## start DATA TO USE
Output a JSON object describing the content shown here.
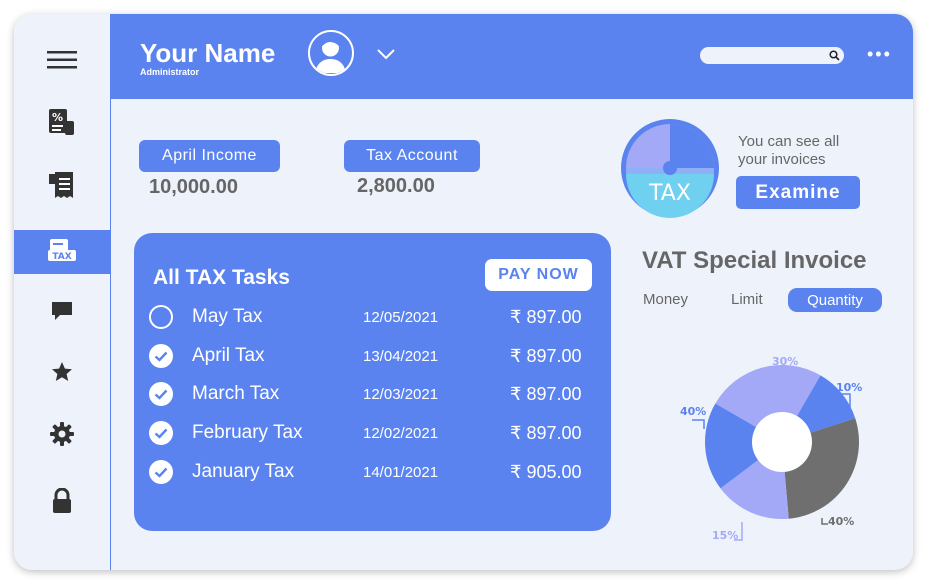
{
  "header": {
    "name": "Your Name",
    "role": "Administrator"
  },
  "sidebar": {
    "items": [
      {
        "icon": "menu-icon"
      },
      {
        "icon": "percent-receipt-icon"
      },
      {
        "icon": "receipt-icon"
      },
      {
        "icon": "tax-document-icon",
        "active": true,
        "label": "TAX"
      },
      {
        "icon": "chat-icon"
      },
      {
        "icon": "star-icon"
      },
      {
        "icon": "gear-icon"
      },
      {
        "icon": "lock-icon"
      }
    ]
  },
  "summary": {
    "income_label": "April Income",
    "income_value": "10,000.00",
    "tax_label": "Tax Account",
    "tax_value": "2,800.00"
  },
  "invoice_promo": {
    "badge": "TAX",
    "text_line1": "You can see all",
    "text_line2": "your invoices",
    "button": "Examine"
  },
  "tasks": {
    "title": "All TAX Tasks",
    "pay_button": "PAY NOW",
    "rows": [
      {
        "name": "May Tax",
        "date": "12/05/2021",
        "amount": "₹ 897.00",
        "done": false
      },
      {
        "name": "April Tax",
        "date": "13/04/2021",
        "amount": "₹ 897.00",
        "done": true
      },
      {
        "name": "March Tax",
        "date": "12/03/2021",
        "amount": "₹ 897.00",
        "done": true
      },
      {
        "name": "February Tax",
        "date": "12/02/2021",
        "amount": "₹ 897.00",
        "done": true
      },
      {
        "name": "January Tax",
        "date": "14/01/2021",
        "amount": "₹ 905.00",
        "done": true
      }
    ]
  },
  "vat": {
    "title": "VAT Special Invoice",
    "tabs": [
      "Money",
      "Limit",
      "Quantity"
    ],
    "active_tab": "Quantity"
  },
  "chart_data": {
    "type": "pie",
    "labels": [
      "30%",
      "10%",
      "40%",
      "15%",
      "40%"
    ],
    "values": [
      30,
      10,
      40,
      15,
      40
    ],
    "colors": [
      "#a3a9f7",
      "#5a83f0",
      "#6f6f6f",
      "#a3a9f7",
      "#5a83f0"
    ],
    "donut": true
  },
  "colors": {
    "accent": "#5a83f0",
    "background": "#eef3fb",
    "muted": "#6f6f6f",
    "lavender": "#a3a9f7"
  }
}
## end DATA TO USE
*WRITTEN PROBLEM*
Exactly as written, return every line of the listing, but not the pictures.

*FULL RESPONSE*
Output a JSON object describing the content shown here.
{
  "header": {
    "name": "Your Name",
    "role": "Administrator"
  },
  "sidebar": {
    "items": [
      {
        "icon": "menu-icon"
      },
      {
        "icon": "percent-receipt-icon"
      },
      {
        "icon": "receipt-icon"
      },
      {
        "icon": "tax-document-icon",
        "active": true,
        "label": "TAX"
      },
      {
        "icon": "chat-icon"
      },
      {
        "icon": "star-icon"
      },
      {
        "icon": "gear-icon"
      },
      {
        "icon": "lock-icon"
      }
    ]
  },
  "summary": {
    "income_label": "April Income",
    "income_value": "10,000.00",
    "tax_label": "Tax Account",
    "tax_value": "2,800.00"
  },
  "invoice_promo": {
    "badge": "TAX",
    "text_line1": "You can see all",
    "text_line2": "your invoices",
    "button": "Examine"
  },
  "tasks": {
    "title": "All TAX Tasks",
    "pay_button": "PAY NOW",
    "rows": [
      {
        "name": "May Tax",
        "date": "12/05/2021",
        "amount": "₹ 897.00",
        "done": false
      },
      {
        "name": "April Tax",
        "date": "13/04/2021",
        "amount": "₹ 897.00",
        "done": true
      },
      {
        "name": "March Tax",
        "date": "12/03/2021",
        "amount": "₹ 897.00",
        "done": true
      },
      {
        "name": "February Tax",
        "date": "12/02/2021",
        "amount": "₹ 897.00",
        "done": true
      },
      {
        "name": "January Tax",
        "date": "14/01/2021",
        "amount": "₹ 905.00",
        "done": true
      }
    ]
  },
  "vat": {
    "title": "VAT Special Invoice",
    "tabs": [
      "Money",
      "Limit",
      "Quantity"
    ],
    "active_tab": "Quantity"
  },
  "chart_data": {
    "type": "pie",
    "labels": [
      "30%",
      "10%",
      "40%",
      "15%",
      "40%"
    ],
    "values": [
      30,
      10,
      40,
      15,
      40
    ],
    "colors": [
      "#a3a9f7",
      "#5a83f0",
      "#6f6f6f",
      "#a3a9f7",
      "#5a83f0"
    ],
    "donut": true
  },
  "colors": {
    "accent": "#5a83f0",
    "background": "#eef3fb",
    "muted": "#6f6f6f",
    "lavender": "#a3a9f7"
  }
}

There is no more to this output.